▶ The problem:
Count the lines in the data below where the string "FOMC" occurs, please, and give the number alone.

----

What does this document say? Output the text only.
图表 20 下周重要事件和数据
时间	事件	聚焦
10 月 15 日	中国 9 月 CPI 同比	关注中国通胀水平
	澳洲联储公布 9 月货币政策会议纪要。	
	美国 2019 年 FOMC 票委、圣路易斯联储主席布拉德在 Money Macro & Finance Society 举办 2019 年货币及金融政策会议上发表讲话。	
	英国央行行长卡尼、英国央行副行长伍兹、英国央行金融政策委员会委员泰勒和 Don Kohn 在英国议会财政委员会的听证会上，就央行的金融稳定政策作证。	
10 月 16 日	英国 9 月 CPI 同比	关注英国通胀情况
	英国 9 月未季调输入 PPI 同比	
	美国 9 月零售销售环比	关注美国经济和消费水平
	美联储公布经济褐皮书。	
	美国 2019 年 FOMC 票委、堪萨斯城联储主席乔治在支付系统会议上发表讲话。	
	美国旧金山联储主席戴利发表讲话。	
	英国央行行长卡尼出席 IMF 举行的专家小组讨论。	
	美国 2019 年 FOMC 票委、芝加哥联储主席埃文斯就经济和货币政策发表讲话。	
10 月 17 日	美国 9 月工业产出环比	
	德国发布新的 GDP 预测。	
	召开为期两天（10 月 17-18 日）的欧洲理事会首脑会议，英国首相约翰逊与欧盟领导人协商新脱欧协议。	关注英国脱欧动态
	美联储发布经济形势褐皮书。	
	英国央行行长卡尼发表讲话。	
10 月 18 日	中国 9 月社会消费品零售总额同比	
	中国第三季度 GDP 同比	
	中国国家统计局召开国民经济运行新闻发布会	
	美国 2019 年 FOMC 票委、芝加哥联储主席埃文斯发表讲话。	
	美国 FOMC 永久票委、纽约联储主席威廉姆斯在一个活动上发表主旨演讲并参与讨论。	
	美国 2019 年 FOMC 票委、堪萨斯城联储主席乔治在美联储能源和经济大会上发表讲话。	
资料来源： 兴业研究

----

▶ The answer:
6